[EXERCISE PROMPT] Print, exactly and completely, every entry in the data.

[Figure record extracts]
------

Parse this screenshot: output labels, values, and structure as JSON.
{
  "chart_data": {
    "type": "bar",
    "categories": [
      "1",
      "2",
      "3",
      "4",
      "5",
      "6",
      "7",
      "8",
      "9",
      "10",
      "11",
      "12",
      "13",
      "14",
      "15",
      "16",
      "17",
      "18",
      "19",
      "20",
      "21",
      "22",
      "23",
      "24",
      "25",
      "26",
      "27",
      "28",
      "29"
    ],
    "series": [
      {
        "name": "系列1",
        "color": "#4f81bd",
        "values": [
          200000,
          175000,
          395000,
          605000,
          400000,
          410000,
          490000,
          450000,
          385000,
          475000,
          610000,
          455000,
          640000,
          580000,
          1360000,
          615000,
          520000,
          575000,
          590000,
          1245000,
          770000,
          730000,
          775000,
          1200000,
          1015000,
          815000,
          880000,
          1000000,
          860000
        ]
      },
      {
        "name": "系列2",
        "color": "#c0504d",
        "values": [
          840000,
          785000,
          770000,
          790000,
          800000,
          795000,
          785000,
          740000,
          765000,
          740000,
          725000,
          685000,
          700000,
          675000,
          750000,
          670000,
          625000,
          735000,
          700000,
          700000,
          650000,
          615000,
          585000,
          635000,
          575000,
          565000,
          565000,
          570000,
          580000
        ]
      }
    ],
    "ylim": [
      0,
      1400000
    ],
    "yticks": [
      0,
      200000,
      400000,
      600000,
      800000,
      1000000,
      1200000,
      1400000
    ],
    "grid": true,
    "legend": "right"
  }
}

------

[FINAL ANSWER]
Parse this screenshot: output labels, values, and structure as JSON.
{
  "chart_data": {
    "type": "bar",
    "categories": [
      "1",
      "2",
      "3",
      "4",
      "5",
      "6",
      "7",
      "8",
      "9",
      "10",
      "11",
      "12",
      "13",
      "14",
      "15",
      "16",
      "17",
      "18",
      "19",
      "20",
      "21",
      "22",
      "23",
      "24",
      "25",
      "26",
      "27",
      "28",
      "29"
    ],
    "series": [
      {
        "name": "系列1",
        "color": "#4f81bd",
        "values": [
          200000,
          175000,
          395000,
          605000,
          400000,
          410000,
          490000,
          450000,
          385000,
          475000,
          610000,
          455000,
          640000,
          580000,
          1360000,
          615000,
          520000,
          575000,
          590000,
          1245000,
          770000,
          730000,
          775000,
          1200000,
          1015000,
          815000,
          880000,
          1000000,
          860000
        ]
      },
      {
        "name": "系列2",
        "color": "#c0504d",
        "values": [
          840000,
          785000,
          770000,
          790000,
          800000,
          795000,
          785000,
          740000,
          765000,
          740000,
          725000,
          685000,
          700000,
          675000,
          750000,
          670000,
          625000,
          735000,
          700000,
          700000,
          650000,
          615000,
          585000,
          635000,
          575000,
          565000,
          565000,
          570000,
          580000
        ]
      }
    ],
    "ylim": [
      0,
      1400000
    ],
    "yticks": [
      0,
      200000,
      400000,
      600000,
      800000,
      1000000,
      1200000,
      1400000
    ],
    "grid": true,
    "legend": "right"
  }
}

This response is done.